== TASK STATEMENT ==
Entries follow. Set all of them down as they stand.

[Raw records]
================================

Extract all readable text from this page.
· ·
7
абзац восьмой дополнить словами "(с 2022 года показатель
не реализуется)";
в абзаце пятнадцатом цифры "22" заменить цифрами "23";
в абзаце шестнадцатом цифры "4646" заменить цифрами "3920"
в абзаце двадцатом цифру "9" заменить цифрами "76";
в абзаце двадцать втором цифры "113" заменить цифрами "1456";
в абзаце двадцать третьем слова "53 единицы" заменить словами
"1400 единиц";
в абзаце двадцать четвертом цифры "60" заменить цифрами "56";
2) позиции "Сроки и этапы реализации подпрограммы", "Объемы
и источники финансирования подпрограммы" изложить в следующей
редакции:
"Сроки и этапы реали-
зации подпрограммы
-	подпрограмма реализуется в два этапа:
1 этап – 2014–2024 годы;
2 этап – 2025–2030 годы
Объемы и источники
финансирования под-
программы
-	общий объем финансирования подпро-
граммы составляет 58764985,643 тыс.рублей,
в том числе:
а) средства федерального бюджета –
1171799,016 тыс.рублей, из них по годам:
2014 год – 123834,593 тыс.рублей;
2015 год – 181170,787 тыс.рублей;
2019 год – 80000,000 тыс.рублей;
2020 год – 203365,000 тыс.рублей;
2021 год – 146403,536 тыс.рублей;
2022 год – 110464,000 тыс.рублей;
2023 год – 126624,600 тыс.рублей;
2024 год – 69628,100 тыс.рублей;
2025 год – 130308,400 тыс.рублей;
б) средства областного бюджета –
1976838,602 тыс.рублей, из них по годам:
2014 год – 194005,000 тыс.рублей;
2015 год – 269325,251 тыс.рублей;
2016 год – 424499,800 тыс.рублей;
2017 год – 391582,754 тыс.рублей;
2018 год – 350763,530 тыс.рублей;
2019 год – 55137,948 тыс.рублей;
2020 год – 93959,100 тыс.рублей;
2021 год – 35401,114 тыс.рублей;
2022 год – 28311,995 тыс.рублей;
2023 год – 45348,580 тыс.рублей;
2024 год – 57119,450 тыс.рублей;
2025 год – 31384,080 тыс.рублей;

================================

== RESULT BELOW ==
Extract all readable text from this page.
· ·
7
абзац восьмой дополнить словами "(с 2022 года показатель
не реализуется)";
в абзаце пятнадцатом цифры "22" заменить цифрами "23";
в абзаце шестнадцатом цифры "4646" заменить цифрами "3920"
в абзаце двадцатом цифру "9" заменить цифрами "76";
в абзаце двадцать втором цифры "113" заменить цифрами "1456";
в абзаце двадцать третьем слова "53 единицы" заменить словами
"1400 единиц";
в абзаце двадцать четвертом цифры "60" заменить цифрами "56";
2) позиции "Сроки и этапы реализации подпрограммы", "Объемы
и источники финансирования подпрограммы" изложить в следующей
редакции:
"Сроки и этапы реали-
зации подпрограммы
-	подпрограмма реализуется в два этапа:
1 этап – 2014–2024 годы;
2 этап – 2025–2030 годы
Объемы и источники
финансирования под-
программы
-	общий объем финансирования подпро-
граммы составляет 58764985,643 тыс.рублей,
в том числе:
а) средства федерального бюджета –
1171799,016 тыс.рублей, из них по годам:
2014 год – 123834,593 тыс.рублей;
2015 год – 181170,787 тыс.рублей;
2019 год – 80000,000 тыс.рублей;
2020 год – 203365,000 тыс.рублей;
2021 год – 146403,536 тыс.рублей;
2022 год – 110464,000 тыс.рублей;
2023 год – 126624,600 тыс.рублей;
2024 год – 69628,100 тыс.рублей;
2025 год – 130308,400 тыс.рублей;
б) средства областного бюджета –
1976838,602 тыс.рублей, из них по годам:
2014 год – 194005,000 тыс.рублей;
2015 год – 269325,251 тыс.рублей;
2016 год – 424499,800 тыс.рублей;
2017 год – 391582,754 тыс.рублей;
2018 год – 350763,530 тыс.рублей;
2019 год – 55137,948 тыс.рублей;
2020 год – 93959,100 тыс.рублей;
2021 год – 35401,114 тыс.рублей;
2022 год – 28311,995 тыс.рублей;
2023 год – 45348,580 тыс.рублей;
2024 год – 57119,450 тыс.рублей;
2025 год – 31384,080 тыс.рублей;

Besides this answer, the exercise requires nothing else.